* BEGIN *

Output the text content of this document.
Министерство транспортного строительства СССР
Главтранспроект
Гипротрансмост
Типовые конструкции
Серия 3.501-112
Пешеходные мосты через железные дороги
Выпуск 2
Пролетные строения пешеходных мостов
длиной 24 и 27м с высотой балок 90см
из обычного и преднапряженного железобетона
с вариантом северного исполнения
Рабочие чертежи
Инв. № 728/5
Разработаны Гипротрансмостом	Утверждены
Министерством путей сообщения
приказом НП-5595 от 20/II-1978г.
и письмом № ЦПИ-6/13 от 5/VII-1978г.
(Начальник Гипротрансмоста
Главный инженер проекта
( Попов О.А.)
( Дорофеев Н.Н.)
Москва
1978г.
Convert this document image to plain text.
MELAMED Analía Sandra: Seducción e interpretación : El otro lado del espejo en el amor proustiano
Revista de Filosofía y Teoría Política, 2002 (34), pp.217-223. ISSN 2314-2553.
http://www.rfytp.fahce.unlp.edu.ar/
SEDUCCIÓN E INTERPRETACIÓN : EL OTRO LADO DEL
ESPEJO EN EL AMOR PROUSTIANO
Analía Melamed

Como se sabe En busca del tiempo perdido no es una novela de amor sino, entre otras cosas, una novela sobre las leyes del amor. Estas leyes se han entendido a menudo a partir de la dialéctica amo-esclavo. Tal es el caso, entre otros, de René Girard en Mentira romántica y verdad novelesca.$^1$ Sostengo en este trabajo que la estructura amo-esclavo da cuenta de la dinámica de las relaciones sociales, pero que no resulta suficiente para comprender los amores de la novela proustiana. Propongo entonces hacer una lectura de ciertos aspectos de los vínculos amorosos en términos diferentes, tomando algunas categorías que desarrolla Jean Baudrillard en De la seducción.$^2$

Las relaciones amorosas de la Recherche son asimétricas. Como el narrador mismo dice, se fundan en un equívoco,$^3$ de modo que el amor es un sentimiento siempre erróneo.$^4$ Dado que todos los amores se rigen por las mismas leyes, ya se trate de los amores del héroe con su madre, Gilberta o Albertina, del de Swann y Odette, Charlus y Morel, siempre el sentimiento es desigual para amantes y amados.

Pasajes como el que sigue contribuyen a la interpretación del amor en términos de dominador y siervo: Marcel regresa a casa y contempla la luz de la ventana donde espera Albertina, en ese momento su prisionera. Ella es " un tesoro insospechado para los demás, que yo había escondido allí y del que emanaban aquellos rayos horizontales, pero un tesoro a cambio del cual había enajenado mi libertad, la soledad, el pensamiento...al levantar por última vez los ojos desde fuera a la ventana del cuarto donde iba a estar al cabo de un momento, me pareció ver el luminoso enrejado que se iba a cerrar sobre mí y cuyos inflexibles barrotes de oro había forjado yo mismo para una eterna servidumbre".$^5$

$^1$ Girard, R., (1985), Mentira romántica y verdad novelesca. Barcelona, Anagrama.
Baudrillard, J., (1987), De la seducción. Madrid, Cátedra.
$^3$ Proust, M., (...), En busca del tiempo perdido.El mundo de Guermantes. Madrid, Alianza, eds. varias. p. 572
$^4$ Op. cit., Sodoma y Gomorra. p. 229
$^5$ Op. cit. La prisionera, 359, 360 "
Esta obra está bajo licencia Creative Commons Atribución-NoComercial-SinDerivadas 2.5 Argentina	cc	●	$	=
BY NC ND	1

* END *

| WRITTEN TASK |
Answer with one number only: how many lines above contain the word "verdad".

| OUTPUT FOR THIS TASK |
2